Exercise instructions – Rewrite every line of the listing below as a two-column Markdown table, with the row number under "Entry" and the line under "Text". Leave out blank lines.

Dataset records –
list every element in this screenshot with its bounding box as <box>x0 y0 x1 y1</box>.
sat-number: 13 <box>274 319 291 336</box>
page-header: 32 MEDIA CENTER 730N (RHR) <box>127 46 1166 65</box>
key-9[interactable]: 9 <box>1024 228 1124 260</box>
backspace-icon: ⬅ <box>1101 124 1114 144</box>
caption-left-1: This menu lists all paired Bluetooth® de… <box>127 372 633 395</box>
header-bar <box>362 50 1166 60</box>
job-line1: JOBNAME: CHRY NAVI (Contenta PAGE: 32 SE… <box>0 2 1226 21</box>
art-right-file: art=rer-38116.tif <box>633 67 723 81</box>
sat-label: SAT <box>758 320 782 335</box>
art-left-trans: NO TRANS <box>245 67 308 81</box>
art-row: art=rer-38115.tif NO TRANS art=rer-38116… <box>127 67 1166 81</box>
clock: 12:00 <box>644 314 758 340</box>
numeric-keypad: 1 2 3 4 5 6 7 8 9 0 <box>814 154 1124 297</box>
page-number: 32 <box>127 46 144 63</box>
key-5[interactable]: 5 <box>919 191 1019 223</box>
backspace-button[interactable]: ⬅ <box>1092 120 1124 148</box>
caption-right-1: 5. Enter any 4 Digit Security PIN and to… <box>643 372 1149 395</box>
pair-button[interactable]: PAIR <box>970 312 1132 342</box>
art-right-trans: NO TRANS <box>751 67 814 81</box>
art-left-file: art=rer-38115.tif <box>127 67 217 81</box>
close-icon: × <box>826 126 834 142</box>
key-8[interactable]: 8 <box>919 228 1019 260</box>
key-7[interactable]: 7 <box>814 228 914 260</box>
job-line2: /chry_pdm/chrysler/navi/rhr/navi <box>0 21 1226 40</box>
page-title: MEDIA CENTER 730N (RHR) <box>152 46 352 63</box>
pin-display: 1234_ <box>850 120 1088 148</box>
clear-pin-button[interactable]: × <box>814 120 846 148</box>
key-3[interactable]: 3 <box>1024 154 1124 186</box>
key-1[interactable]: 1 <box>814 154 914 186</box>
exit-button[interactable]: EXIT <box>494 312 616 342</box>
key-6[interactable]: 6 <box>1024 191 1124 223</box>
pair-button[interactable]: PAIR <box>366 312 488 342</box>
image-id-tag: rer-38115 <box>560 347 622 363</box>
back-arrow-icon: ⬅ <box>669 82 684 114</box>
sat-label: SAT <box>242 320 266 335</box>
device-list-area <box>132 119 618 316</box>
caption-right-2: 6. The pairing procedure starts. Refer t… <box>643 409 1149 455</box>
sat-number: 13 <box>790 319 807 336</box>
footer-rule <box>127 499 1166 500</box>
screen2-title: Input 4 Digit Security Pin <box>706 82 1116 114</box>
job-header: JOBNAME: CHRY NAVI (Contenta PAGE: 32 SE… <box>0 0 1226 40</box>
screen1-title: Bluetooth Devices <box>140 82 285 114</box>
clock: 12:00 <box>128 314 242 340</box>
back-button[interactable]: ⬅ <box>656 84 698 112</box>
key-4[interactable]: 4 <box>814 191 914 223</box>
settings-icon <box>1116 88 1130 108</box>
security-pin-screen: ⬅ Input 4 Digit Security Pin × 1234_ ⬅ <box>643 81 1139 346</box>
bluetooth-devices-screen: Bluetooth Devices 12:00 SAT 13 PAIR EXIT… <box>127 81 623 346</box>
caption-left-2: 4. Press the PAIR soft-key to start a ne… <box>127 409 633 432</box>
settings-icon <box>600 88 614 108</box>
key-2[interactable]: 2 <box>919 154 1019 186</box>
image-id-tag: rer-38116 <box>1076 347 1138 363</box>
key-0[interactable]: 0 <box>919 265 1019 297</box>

Answer in full –
| Entry | Text |
|---|---|
| 1 | list every element in this screenshot with its bounding box as <box>x0 y0 x1 y1</box>. |
| 2 | sat-number: 13 <box>274 319 291 336</box> |
| 3 | page-header: 32 MEDIA CENTER 730N (RHR) <box>127 46 1166 65</box> |
| 4 | key-9[interactable]: 9 <box>1024 228 1124 260</box> |
| 5 | backspace-icon: ⬅ <box>1101 124 1114 144</box> |
| 6 | caption-left-1: This menu lists all paired Bluetooth® de… <box>127 372 633 395</box> |
| 7 | header-bar <box>362 50 1166 60</box> |
| 8 | job-line1: JOBNAME: CHRY NAVI (Contenta PAGE: 32 SE… <box>0 2 1226 21</box> |
| 9 | art-right-file: art=rer-38116.tif <box>633 67 723 81</box> |
| 10 | sat-label: SAT <box>758 320 782 335</box> |
| 11 | art-left-trans: NO TRANS <box>245 67 308 81</box> |
| 12 | art-row: art=rer-38115.tif NO TRANS art=rer-38116… <box>127 67 1166 81</box> |
| 13 | clock: 12:00 <box>644 314 758 340</box> |
| 14 | numeric-keypad: 1 2 3 4 5 6 7 8 9 0 <box>814 154 1124 297</box> |
| 15 | page-number: 32 <box>127 46 144 63</box> |
| 16 | key-5[interactable]: 5 <box>919 191 1019 223</box> |
| 17 | backspace-button[interactable]: ⬅ <box>1092 120 1124 148</box> |
| 18 | caption-right-1: 5. Enter any 4 Digit Security PIN and to… <box>643 372 1149 395</box> |
| 19 | pair-button[interactable]: PAIR <box>970 312 1132 342</box> |
| 20 | art-right-trans: NO TRANS <box>751 67 814 81</box> |
| 21 | art-left-file: art=rer-38115.tif <box>127 67 217 81</box> |
| 22 | close-icon: × <box>826 126 834 142</box> |
| 23 | key-8[interactable]: 8 <box>919 228 1019 260</box> |
| 24 | key-7[interactable]: 7 <box>814 228 914 260</box> |
| 25 | job-line2: /chry_pdm/chrysler/navi/rhr/navi <box>0 21 1226 40</box> |
| 26 | page-title: MEDIA CENTER 730N (RHR) <box>152 46 352 63</box> |
| 27 | pin-display: 1234_ <box>850 120 1088 148</box> |
| 28 | clear-pin-button[interactable]: × <box>814 120 846 148</box> |
| 29 | key-3[interactable]: 3 <box>1024 154 1124 186</box> |
| 30 | key-1[interactable]: 1 <box>814 154 914 186</box> |
| 31 | exit-button[interactable]: EXIT <box>494 312 616 342</box> |
| 32 | key-6[interactable]: 6 <box>1024 191 1124 223</box> |
| 33 | pair-button[interactable]: PAIR <box>366 312 488 342</box> |
| 34 | image-id-tag: rer-38115 <box>560 347 622 363</box> |
| 35 | back-arrow-icon: ⬅ <box>669 82 684 114</box> |
| 36 | sat-label: SAT <box>242 320 266 335</box> |
| 37 | device-list-area <box>132 119 618 316</box> |
| 38 | caption-right-2: 6. The pairing procedure starts. Refer t… <box>643 409 1149 455</box> |
| 39 | sat-number: 13 <box>790 319 807 336</box> |
| 40 | footer-rule <box>127 499 1166 500</box> |
| 41 | screen2-title: Input 4 Digit Security Pin <box>706 82 1116 114</box> |
| 42 | job-header: JOBNAME: CHRY NAVI (Contenta PAGE: 32 SE… <box>0 0 1226 40</box> |
| 43 | screen1-title: Bluetooth Devices <box>140 82 285 114</box> |
| 44 | clock: 12:00 <box>128 314 242 340</box> |
| 45 | back-button[interactable]: ⬅ <box>656 84 698 112</box> |
| 46 | key-4[interactable]: 4 <box>814 191 914 223</box> |
| 47 | settings-icon <box>1116 88 1130 108</box> |
| 48 | security-pin-screen: ⬅ Input 4 Digit Security Pin × 1234_ ⬅ <box>643 81 1139 346</box> |
| 49 | bluetooth-devices-screen: Bluetooth Devices 12:00 SAT 13 PAIR EXIT… <box>127 81 623 346</box> |
| 50 | caption-left-2: 4. Press the PAIR soft-key to start a ne… <box>127 409 633 432</box> |
| 51 | settings-icon <box>600 88 614 108</box> |
| 52 | key-2[interactable]: 2 <box>919 154 1019 186</box> |
| 53 | image-id-tag: rer-38116 <box>1076 347 1138 363</box> |
| 54 | key-0[interactable]: 0 <box>919 265 1019 297</box> |